— DOCUMENTO DI PARTENZA —
↓

Cass. civ. n. 16780/2024
Nel giudizio risarcitorio promosso per i danni derivanti dalla trasfusione di sangue infetto, il provvedimento amministrativo di riconoscimento del diritto all'indennizzo ai sensi della l. n. 210 del 1992, pur non integrando una confessione stragiudiziale, costituisce un elemento grave e preciso, da solo sufficiente a giustificare il ricorso alla prova presuntiva e a far ritenere provato, per tale via, il nesso causale, nei confronti non solo del Ministero della Salute, ma anche di altri soggetti eventualmente responsabili sul piano risarcitorio (nella specie la gestione liquidatoria di una soppressa USSL), in ragione della natura di presunzione semplice del mezzo di prova.
Cass. civ. n. 15431/2024
In tema di responsabilità civile da sinistro stradale, la sottoscrizione del modulo di contestazione amichevole da parte di entrambi i conducenti dei veicoli coinvolti nel sinistro determina una presunzione iuris tantum valevole nei confronti dell'assicuratore, sul quale grava l'onere di fornire la prova contraria che i fatti si sono svolti con modalità e conseguenze diverse e incompatibili da quelle indicate su quel modulo dalle parti.
Cass. civ. n. 13880/2024
Alla dichiarazione confessoria stragiudiziale di fatti sfavorevoli ad una sola parte, qualora sia resa nell'ambito di un giudizio litisconsortile, non si applica la regola del libero apprezzamento dal parte del giudice, di cui all'art. 2733, comma 3, c.c., perché essa è prevista per il solo caso in cui il fatto confessato sia comune a più litisconsorti.
Cass. civ. n. 9888/2024
La cd. divisio inter liberos, regolata ex art. 734 c.c., ricorre ove il testatore intenda effettuare direttamente la divisione, totale o parziale, del suo patrimonio tra gli eredi, mediante formazione delle quote e individuazione dei beni di ciascuna di esse, impedendo, così, il sorgere della comunione ereditaria, mentre, nell'ipotesi ex art. 733 c.c., il testatore non divide i suoi beni, ma si limita a dettare le regole per la futura divisione, con efficacia obbligatoria per gli eredi.

↑

— DATI FORNITI —
↓

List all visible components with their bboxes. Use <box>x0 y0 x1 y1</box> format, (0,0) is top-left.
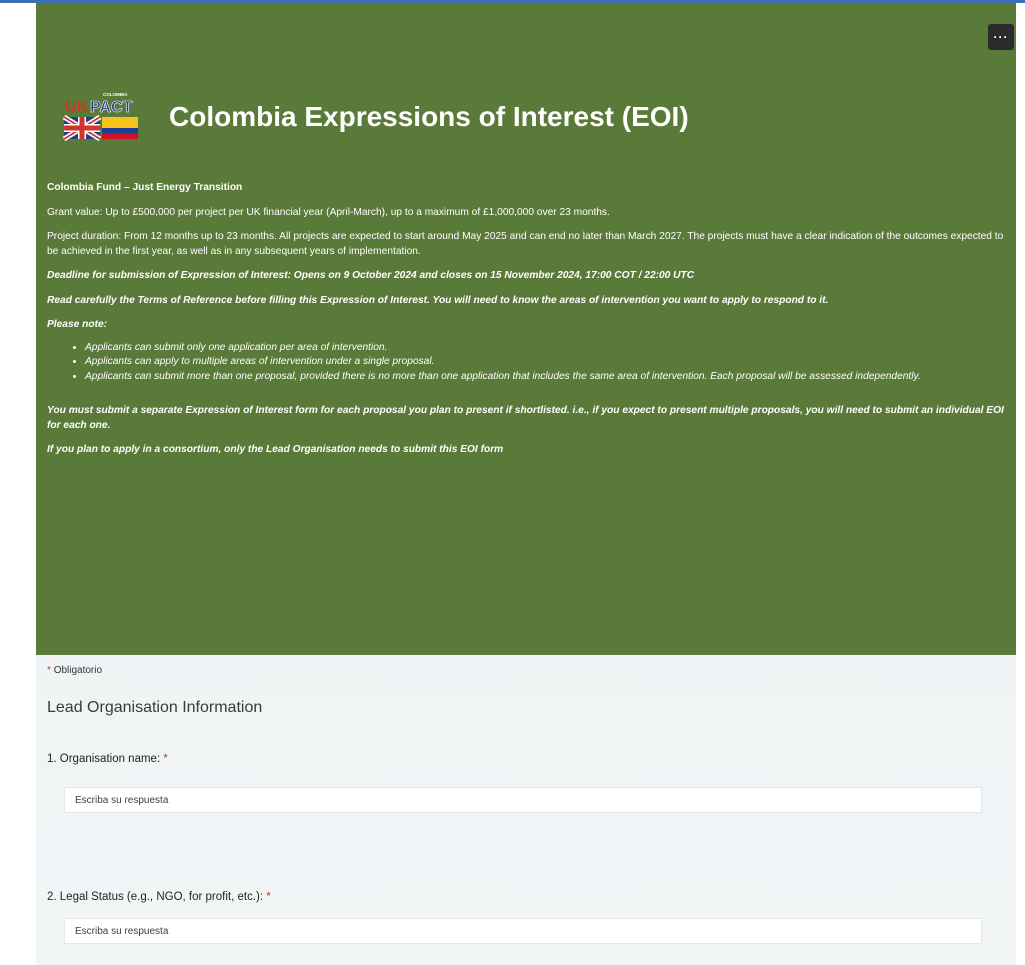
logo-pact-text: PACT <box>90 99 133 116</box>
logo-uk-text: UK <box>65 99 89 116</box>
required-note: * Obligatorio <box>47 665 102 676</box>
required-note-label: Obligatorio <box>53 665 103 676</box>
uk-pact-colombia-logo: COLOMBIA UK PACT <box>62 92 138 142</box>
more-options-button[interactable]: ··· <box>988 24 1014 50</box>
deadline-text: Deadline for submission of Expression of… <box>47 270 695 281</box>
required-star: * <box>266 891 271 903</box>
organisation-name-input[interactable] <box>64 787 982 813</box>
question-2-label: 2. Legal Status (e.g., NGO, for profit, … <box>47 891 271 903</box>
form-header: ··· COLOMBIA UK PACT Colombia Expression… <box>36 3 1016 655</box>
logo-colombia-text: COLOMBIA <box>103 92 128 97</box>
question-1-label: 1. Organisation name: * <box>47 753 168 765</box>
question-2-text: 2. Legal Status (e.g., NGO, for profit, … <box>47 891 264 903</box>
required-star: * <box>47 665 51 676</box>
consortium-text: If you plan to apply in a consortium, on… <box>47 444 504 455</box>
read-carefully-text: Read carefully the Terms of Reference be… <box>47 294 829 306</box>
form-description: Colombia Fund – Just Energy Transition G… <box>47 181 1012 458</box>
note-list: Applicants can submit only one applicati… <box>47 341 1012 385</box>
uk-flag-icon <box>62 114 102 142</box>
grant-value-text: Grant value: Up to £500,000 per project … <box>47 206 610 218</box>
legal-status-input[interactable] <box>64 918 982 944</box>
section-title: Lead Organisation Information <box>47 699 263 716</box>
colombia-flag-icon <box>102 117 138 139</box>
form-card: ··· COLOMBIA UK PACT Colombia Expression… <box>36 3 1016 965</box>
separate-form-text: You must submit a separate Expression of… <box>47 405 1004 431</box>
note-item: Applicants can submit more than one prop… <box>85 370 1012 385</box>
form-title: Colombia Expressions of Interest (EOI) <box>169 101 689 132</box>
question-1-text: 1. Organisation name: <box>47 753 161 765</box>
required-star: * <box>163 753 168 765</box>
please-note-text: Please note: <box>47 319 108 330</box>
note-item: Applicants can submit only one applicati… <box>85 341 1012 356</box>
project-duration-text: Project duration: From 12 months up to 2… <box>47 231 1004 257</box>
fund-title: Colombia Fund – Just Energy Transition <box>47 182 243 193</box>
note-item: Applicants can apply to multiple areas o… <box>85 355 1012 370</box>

↑

— CONSEGNE —
1) Ricopia senza alcuna modifica il passo delle massime della Cassazione che comincia con le parole contenenti "Cass. civ. n. 15431/2024" e termina con "a più litisconsorti.".
2) Prosegui le massime della Cassazione a partire dall'ultima frase riportata.
Le righe riportate qui non sono necessarie per svolgere l'esercizio.

— SOLUZIONI —
1)
Cass. civ. n. 15431/2024
In tema di responsabilità civile da sinistro stradale, la sottoscrizione del modulo di contestazione amichevole da parte di entrambi i conducenti dei veicoli coinvolti nel sinistro determina una presunzione iuris tantum valevole nei confronti dell'assicuratore, sul quale grava l'onere di fornire la prova contraria che i fatti si sono svolti con modalità e conseguenze diverse e incompatibili da quelle indicate su quel modulo dalle parti.
Cass. civ. n. 13880/2024
Alla dichiarazione confessoria stragiudiziale di fatti sfavorevoli ad una sola parte, qualora sia resa nell'ambito di un giudizio litisconsortile, non si applica la regola del libero apprezzamento dal parte del giudice, di cui all'art. 2733, comma 3, c.c., perché essa è prevista per il solo caso in cui il fatto confessato sia comune a più litisconsorti.

2)
Cass. civ. n. 2438/2024
In materia di responsabilità da sinistro stradale, ogni valutazione sulla portata confessoria del modulo di constatazione amichevole d'incidente (cosiddetto C.I.D.) deve ritenersi preclusa dall'esistenza di un'accertata incompatibilità oggettiva tra il fatto come descritto in tale documento e le conseguenze del sinistro come accertate in giudizio. (Nella specie, la S.C. ha confermato la sentenza di merito che aveva ritenuto prevalenti, rispetto a quanto emergente dal C.I.D., le risultanze di consulenze tecniche d'ufficio disposte nel corso del giudizio intercorso tra il danneggiato e l'assicuratore).
Cass. civ. n. 656/2024
La confessione non può avere ad oggetto il titolo sotteso a un rapporto di credito, in quanto il dichiarante non può avere consapevolezza della rilevanza giuridica dello stesso. (Nella specie, la S.C. ha confermato la sentenza di merito che aveva escluso efficacia confessoria alla dichiarazione - resa dal creditore opposto in sede di interrogatorio formale - secondo cui l'assegno bancario posto a fondamento del decreto ingiuntivo era stato emesso dal debitore opponente a garanzia della restituzione di un prestito concesso in favore di altro soggetto, anche in considerazione del fatto che tale circostanza non valeva, di per sé, ad escludere la sussistenza dell'obbligo di restituzione in capo al debitore medesimo).
Cass. civ. n. 10687/2023
Nel giudizio promosso dalla vittima di un sinistro stradale nei confronti dell'assicuratore del responsabile, la confessione giudiziale resa dal conducente non proprietario del veicolo (il quale non è litisconsorte necessario) vincola il solo confitente, con la conseguenza che correttamente il giudice può accogliere la domanda nei suoi confronti, e rigettarla nei confronti dell'assicuratore della responsabilità civile auto.
Cass. civ. n. 5945/2023
Il creditore che, rilasciando quietanza al debitore, ammette il fatto del ricevuto pagamento rende confessione stragiudiziale alla parte, con piena efficacia probatoria ex artt. 2733 e 2735 c.c., sicché non può impugnare l'atto se non dimostrando, a norma dell'art. 2732 c.c., che esso è stato determinato da errore di fatto o violenza, essendo insufficiente la prova della non veridicità della dichiarazione.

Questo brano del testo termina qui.